What is the number of lines in the data that hold the string "Nominalists"? Reply with that number only.

- - -

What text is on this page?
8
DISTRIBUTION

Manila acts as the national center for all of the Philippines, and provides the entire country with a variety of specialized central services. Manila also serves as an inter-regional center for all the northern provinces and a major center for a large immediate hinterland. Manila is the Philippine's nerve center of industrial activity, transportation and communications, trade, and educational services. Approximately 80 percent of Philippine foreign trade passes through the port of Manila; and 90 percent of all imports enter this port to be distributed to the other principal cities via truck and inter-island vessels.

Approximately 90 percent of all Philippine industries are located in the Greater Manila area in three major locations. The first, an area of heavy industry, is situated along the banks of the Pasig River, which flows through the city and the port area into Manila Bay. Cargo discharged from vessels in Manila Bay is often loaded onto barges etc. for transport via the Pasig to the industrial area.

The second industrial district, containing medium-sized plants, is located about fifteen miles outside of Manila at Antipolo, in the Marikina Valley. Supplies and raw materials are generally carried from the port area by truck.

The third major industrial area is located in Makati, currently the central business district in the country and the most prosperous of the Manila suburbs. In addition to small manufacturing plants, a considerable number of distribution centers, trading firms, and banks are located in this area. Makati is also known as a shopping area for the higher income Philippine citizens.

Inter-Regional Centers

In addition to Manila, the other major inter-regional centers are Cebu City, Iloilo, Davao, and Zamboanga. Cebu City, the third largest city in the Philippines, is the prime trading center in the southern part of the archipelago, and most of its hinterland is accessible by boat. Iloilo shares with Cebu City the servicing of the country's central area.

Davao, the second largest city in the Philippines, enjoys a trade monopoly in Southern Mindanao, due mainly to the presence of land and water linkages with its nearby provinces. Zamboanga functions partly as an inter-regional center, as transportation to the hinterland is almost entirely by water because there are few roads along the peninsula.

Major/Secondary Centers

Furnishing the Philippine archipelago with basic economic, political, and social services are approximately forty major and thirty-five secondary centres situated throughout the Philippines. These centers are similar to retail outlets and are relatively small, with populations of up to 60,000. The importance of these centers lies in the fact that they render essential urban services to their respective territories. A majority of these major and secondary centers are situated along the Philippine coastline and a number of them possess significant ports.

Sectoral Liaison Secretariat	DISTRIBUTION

- - -

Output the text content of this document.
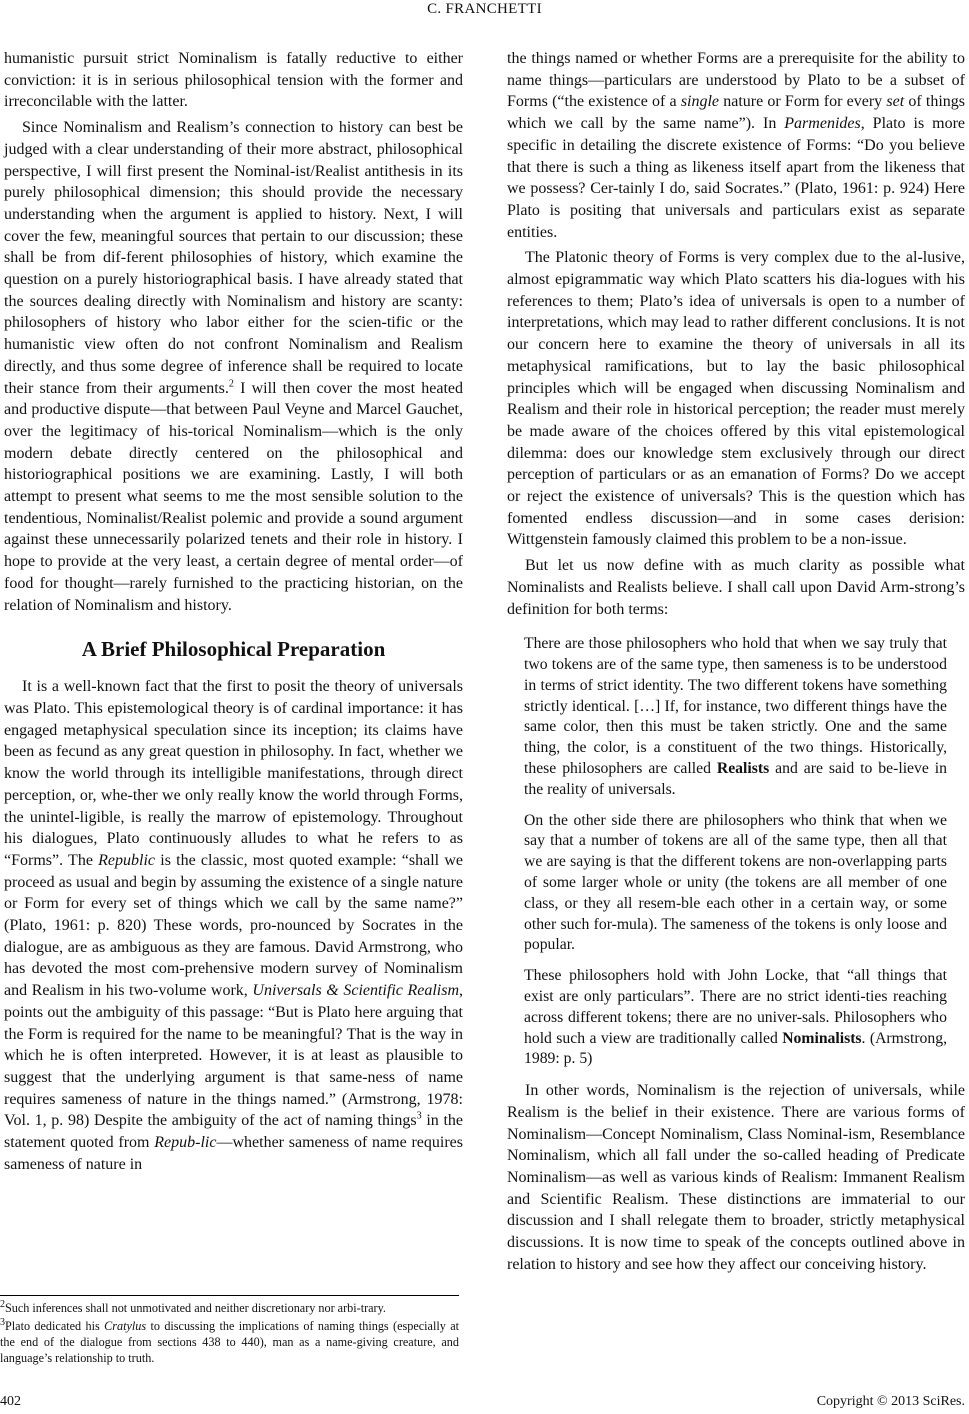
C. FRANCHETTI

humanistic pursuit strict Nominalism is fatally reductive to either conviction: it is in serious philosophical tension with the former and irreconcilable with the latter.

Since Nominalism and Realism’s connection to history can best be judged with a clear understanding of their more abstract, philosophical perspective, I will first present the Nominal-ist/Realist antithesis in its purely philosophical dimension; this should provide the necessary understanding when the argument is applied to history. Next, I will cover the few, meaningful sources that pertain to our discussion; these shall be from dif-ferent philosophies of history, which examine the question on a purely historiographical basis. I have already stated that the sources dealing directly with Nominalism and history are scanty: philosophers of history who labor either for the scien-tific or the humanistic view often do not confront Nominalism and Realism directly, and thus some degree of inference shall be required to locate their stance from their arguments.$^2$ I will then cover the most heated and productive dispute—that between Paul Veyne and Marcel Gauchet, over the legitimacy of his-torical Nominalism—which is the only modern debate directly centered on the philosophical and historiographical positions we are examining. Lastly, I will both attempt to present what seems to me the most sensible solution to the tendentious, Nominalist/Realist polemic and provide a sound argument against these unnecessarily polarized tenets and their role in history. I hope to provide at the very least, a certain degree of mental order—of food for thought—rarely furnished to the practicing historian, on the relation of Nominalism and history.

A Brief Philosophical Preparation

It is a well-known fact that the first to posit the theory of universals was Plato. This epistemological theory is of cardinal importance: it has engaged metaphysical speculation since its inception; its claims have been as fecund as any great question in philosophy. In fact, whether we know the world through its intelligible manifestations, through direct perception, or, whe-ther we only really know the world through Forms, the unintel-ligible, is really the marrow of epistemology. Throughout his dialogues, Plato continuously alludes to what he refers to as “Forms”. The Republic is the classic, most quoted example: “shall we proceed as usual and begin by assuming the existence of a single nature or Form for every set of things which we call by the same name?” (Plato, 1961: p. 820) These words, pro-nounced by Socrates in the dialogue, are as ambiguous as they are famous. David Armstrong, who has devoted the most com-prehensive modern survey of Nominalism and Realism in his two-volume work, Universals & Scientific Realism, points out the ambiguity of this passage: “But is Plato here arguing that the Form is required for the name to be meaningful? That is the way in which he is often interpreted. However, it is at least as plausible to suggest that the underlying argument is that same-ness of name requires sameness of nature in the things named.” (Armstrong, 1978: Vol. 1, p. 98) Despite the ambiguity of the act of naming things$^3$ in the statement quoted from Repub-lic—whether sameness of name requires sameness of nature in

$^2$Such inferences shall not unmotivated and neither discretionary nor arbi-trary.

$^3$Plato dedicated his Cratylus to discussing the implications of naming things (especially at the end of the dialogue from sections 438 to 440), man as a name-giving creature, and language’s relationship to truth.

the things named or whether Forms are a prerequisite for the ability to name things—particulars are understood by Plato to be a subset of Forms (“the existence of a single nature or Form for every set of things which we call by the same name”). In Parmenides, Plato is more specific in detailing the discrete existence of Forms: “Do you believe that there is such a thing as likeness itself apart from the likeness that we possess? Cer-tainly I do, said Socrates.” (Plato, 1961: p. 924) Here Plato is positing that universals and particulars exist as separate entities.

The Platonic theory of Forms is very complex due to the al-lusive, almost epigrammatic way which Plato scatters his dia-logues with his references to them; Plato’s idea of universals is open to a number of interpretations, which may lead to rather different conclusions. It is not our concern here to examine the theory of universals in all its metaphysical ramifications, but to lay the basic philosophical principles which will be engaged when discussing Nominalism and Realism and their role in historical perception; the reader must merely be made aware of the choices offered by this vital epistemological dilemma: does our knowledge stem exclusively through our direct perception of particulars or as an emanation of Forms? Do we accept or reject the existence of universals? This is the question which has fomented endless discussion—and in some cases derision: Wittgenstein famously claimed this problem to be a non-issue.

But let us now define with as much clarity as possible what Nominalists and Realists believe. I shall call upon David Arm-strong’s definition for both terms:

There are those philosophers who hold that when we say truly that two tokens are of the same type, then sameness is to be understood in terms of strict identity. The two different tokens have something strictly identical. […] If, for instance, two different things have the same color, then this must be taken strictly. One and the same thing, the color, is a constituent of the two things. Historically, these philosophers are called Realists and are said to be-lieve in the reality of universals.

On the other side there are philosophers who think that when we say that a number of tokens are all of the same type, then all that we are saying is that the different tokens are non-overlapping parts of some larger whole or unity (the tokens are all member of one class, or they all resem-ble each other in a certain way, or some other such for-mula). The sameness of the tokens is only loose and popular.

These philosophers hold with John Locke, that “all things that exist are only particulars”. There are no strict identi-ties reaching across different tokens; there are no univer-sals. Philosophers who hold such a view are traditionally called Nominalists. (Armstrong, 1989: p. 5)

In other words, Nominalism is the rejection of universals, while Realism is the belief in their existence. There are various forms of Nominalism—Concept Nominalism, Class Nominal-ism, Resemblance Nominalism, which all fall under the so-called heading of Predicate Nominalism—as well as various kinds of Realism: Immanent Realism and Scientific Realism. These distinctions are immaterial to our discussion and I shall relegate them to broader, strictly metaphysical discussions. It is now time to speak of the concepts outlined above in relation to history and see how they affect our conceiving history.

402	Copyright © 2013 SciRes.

- - -

■ **ANSWER FOR THIS EXERCISE**:
2